*PROBLEM DETAILS*.
Quote each line exactly, from the line that contains "What's the underlying" down to the last line of the listing, and no other lines.

---- DATA ROWS

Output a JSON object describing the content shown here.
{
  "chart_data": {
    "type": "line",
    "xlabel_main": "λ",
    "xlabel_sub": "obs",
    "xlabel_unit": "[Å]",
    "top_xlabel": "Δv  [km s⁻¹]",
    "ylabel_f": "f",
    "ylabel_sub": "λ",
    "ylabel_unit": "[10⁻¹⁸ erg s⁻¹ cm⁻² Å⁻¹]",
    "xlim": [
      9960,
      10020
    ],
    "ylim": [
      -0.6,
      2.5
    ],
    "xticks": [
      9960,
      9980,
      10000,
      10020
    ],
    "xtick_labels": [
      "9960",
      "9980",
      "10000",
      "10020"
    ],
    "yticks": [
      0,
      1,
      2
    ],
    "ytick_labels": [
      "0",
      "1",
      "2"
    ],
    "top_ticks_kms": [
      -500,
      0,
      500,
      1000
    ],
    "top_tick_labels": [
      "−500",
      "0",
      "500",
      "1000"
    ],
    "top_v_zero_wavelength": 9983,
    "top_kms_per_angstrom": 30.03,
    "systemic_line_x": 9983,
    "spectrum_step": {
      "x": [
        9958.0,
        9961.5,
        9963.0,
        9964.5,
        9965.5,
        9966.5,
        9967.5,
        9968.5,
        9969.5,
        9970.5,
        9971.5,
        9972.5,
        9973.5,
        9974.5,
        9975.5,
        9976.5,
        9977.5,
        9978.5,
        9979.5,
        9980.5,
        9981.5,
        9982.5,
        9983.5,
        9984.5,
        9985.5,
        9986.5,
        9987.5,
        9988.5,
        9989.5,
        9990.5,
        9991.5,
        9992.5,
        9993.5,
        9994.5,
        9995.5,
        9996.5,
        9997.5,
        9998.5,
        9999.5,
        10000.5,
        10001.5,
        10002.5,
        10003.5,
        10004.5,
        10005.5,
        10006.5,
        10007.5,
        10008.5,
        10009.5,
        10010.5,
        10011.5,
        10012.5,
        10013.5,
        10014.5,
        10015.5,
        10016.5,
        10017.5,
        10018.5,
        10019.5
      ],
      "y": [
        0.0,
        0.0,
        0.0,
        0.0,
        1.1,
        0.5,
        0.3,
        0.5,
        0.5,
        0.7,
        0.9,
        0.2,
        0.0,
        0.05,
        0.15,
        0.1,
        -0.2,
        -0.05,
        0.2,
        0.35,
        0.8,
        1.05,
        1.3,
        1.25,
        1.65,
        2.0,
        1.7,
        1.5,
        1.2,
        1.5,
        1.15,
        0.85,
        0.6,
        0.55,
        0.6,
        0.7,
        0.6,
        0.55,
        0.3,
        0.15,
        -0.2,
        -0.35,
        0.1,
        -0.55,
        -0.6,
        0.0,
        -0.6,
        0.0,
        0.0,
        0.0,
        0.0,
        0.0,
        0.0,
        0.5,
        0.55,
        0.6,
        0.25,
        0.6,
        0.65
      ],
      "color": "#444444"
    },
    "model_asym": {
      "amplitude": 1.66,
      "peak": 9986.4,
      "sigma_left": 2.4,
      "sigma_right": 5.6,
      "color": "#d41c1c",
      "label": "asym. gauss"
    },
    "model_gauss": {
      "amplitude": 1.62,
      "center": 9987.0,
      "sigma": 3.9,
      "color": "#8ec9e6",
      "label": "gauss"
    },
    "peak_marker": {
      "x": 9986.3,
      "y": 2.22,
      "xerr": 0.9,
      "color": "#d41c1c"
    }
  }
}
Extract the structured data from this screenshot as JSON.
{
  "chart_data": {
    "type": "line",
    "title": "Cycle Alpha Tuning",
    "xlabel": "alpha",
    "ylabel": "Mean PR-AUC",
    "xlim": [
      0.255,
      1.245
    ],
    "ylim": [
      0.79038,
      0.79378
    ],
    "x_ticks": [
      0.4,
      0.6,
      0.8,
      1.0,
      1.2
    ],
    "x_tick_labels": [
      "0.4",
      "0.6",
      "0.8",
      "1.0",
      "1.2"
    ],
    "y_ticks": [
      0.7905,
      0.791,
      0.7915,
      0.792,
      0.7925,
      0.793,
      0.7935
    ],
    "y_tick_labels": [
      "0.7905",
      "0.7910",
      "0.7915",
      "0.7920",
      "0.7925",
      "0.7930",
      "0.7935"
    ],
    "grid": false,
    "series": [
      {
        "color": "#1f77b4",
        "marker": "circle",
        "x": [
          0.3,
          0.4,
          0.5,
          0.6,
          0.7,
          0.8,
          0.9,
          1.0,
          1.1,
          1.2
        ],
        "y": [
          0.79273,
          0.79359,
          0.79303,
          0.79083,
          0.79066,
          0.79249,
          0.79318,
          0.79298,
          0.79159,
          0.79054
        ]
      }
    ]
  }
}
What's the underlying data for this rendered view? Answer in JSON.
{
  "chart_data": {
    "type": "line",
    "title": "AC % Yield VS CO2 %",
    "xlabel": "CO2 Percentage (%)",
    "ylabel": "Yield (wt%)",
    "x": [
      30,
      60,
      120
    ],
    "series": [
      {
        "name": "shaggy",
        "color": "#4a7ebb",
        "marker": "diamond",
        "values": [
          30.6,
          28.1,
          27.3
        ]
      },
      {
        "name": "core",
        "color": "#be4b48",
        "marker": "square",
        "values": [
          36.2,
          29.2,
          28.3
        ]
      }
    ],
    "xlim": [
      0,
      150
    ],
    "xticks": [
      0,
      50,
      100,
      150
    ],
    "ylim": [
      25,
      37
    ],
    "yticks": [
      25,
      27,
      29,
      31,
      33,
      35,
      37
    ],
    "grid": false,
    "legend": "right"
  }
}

--------

*WRITTEN REPLY*.
What's the underlying data for this rendered view? Answer in JSON.
{
  "chart_data": {
    "type": "line",
    "title": "AC % Yield VS CO2 %",
    "xlabel": "CO2 Percentage (%)",
    "ylabel": "Yield (wt%)",
    "x": [
      30,
      60,
      120
    ],
    "series": [
      {
        "name": "shaggy",
        "color": "#4a7ebb",
        "marker": "diamond",
        "values": [
          30.6,
          28.1,
          27.3
        ]
      },
      {
        "name": "core",
        "color": "#be4b48",
        "marker": "square",
        "values": [
          36.2,
          29.2,
          28.3
        ]
      }
    ],
    "xlim": [
      0,
      150
    ],
    "xticks": [
      0,
      50,
      100,
      150
    ],
    "ylim": [
      25,
      37
    ],
    "yticks": [
      25,
      27,
      29,
      31,
      33,
      35,
      37
    ],
    "grid": false,
    "legend": "right"
  }
}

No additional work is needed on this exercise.